• **TEXT SEGMENT**
So Catherine does what any other woman in her situation would do: She hires a beautiful hooker, Chloe (Amanda Seyfried), to come on to her husband and see if he takes the bait. Yes, the premise sounds a bit far-fetched. But Egoyan, working from a screenplay by Erin Cressida Wilson (Secretary), sells the concept by allowing most of the film to unfurl exclusively through Catherine's eyes. (There's a nice scene set at a restaurant, after she's decided David is cheating on her, in which she watches him surreptitiously; his slightest exchange with their waitress suddenly seems like overt flirtation.)
Egoyan also deftly establishes Catherine's estrangement from her surly teenage son Michael (Max Thieriot), who openly defies her by allowing his girlfriend to spend the night in his room. Moore makes palpable Catherine's frustration at feeling like a stranger in her own house and being unable to explain how things deteriorated so badly. The actress earns our sympathy, so we tolerate Chloe for a while as this intelligent, astute woman embarks on an increasingly contrived series of escapades, instead of simply confronting her husband with what she knows. But the patience runs out.
Seyfried, all grown up (seriously) from Mamma Mia!, does what she can with the role of the ethereal prostitute, hinting at potential malice - even madness - beneath her angelic face. But as the movie goes on, the character makes less and less sense, and Egoyan resorts to some cheap business involving an ornate hairpin that is, quite frankly, beneath him. What has happened to this smart director's ear for resonant, compelling stories? Taking a cue from its eponymous character, Chloe skillfully seduces you, then leaves you feeling hollow and a little used.
Chloe (** out of ****) opens in South Florida theaters on Friday, March 26.
Roger Greenberg (Ben Stiller), the mopey, neurotic protagonist of Greenberg, returns to Los Angeles for the first time in 15 years to house sit for his brother, who is vacationing in Vietnam with his family. Roger lives in New York, where he works as a carpenter and recently had to be institutionalized after a nervous breakdown. Back on the west coast, he reconnects with old friends Ivan (Rhys Ifans) and Eric (Mark Duplass), who are still bitter that Roger abandoned their band just as they were poised to land a record deal.
Roger also starts an affair with Florence (the terrific Greta Gerwig), who runs errands for his brother's family and is getting over a recent break-up. Florence is a lot younger than Roger, but she's just as emotionally damaged and eager for companionship. They seem to share an instant rapport,but the first time they try to have sex (in a wonderfully awkward scene), her heart just isn't into it. Later, Roger will be cruel to her, lashing out from a place of false superiority, but his anger is misdirected. "Hurt people hurt people," Florence tells him, and the sentence becomes a mantra for the movie.
Greenberg was written and directed by Noah Baumbach, whose previous pictures (The Squid and the Whale, Margot at the Wedding) also centered on wounded, sometimes petty protagonists. But Greenberg, Baumbach's best, most accessible film, has a maturity and focus his other movies sometimes lacked. Baumbach has a gift for capturing the way real people talk and interact, and even when the movie reaches for symbolism (Roger goes for a swim in his brother's pool but can only dog- paddle and almost drowns), it never feels heavy handed or artificial.

• **INSTRUCTION**
According to the film reviews, where is Roger Greenberg's brother vacationing with his family?

• **DATASET ENTRIES**
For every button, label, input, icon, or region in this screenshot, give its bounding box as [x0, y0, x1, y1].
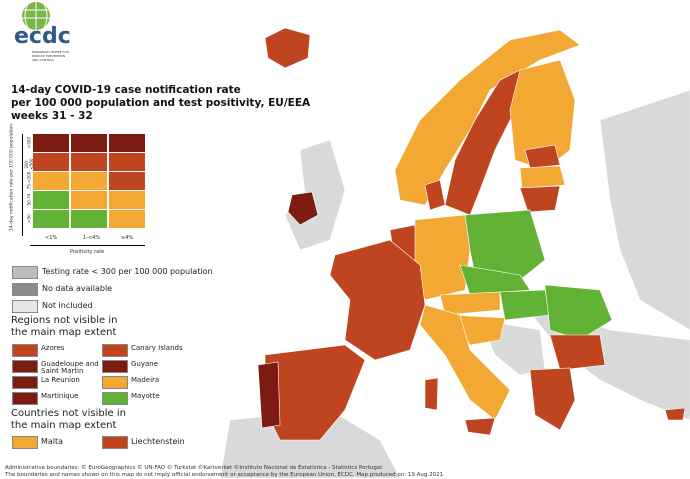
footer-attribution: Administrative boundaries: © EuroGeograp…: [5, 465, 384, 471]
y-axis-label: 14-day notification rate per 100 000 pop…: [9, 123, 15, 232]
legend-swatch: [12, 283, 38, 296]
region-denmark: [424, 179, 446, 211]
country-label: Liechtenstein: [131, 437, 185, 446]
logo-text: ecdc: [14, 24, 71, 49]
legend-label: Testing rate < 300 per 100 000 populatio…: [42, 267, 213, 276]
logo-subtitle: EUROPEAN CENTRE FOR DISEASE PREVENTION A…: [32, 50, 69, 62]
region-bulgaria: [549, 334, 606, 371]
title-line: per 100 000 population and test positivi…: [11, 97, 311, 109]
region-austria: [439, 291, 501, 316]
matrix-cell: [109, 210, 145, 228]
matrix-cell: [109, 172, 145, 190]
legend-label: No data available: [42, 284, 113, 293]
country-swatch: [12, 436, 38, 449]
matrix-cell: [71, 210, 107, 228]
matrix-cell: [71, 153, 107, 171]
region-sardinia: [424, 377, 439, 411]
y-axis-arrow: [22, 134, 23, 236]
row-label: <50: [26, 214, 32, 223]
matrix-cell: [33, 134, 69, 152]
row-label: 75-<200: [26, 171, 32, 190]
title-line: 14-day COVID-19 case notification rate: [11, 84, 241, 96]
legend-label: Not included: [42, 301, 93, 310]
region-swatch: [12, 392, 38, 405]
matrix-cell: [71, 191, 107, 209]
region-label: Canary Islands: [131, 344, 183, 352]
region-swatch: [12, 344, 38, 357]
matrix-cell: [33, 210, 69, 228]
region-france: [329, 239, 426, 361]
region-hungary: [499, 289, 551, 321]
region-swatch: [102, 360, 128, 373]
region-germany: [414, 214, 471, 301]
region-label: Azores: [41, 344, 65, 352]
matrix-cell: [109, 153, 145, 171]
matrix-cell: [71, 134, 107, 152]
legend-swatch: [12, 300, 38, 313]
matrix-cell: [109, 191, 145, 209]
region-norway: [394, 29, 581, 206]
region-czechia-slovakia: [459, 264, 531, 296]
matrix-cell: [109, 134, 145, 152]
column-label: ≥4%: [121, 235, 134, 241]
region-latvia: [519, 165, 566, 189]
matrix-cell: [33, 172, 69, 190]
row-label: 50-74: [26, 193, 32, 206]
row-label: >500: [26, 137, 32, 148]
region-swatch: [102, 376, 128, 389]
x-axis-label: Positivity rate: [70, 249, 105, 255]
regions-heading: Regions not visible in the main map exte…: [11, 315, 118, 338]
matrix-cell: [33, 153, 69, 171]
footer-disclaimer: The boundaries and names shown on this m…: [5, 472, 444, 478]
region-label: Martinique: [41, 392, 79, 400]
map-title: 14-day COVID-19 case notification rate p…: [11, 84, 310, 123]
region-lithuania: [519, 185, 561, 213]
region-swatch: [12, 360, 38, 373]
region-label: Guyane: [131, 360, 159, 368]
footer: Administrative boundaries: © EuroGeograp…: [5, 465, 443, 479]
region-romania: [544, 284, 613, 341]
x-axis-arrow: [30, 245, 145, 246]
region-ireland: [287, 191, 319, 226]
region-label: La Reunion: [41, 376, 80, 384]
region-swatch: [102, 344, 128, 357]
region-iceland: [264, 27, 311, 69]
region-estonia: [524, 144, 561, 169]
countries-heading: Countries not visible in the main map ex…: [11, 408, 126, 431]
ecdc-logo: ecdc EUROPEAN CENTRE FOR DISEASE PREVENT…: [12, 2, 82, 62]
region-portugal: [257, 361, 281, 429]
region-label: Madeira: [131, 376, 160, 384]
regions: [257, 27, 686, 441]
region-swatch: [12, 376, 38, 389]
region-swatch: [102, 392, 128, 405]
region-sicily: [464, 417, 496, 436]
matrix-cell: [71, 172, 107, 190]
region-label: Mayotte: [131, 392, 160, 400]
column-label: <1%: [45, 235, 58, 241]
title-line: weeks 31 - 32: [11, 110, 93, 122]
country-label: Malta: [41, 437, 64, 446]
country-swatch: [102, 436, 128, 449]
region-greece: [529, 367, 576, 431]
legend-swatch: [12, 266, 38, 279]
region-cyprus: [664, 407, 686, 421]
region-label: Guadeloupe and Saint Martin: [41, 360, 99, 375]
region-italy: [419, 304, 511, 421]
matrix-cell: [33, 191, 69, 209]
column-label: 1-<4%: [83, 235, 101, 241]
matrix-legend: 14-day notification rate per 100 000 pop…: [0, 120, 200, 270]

...

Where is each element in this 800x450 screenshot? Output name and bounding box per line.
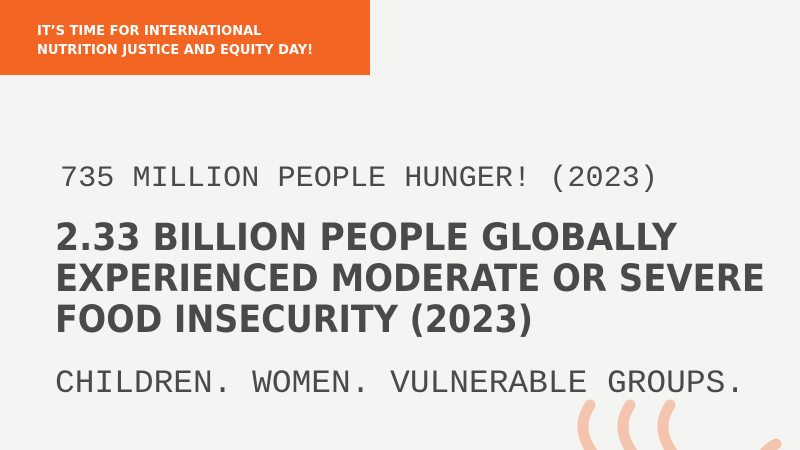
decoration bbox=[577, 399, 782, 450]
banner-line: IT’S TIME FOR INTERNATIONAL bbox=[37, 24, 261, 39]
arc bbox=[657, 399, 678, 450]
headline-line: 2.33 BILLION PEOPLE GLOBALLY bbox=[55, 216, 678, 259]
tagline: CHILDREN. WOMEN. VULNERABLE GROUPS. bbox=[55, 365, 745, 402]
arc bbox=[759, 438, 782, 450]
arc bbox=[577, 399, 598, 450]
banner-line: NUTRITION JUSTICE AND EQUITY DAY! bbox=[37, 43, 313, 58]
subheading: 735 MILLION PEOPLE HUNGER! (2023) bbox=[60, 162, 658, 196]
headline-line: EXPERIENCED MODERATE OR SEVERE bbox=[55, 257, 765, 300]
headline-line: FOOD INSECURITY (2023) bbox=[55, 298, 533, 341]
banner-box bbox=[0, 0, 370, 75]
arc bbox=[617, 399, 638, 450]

• **RESULT FOR THIS EXERCISE**
Vietnam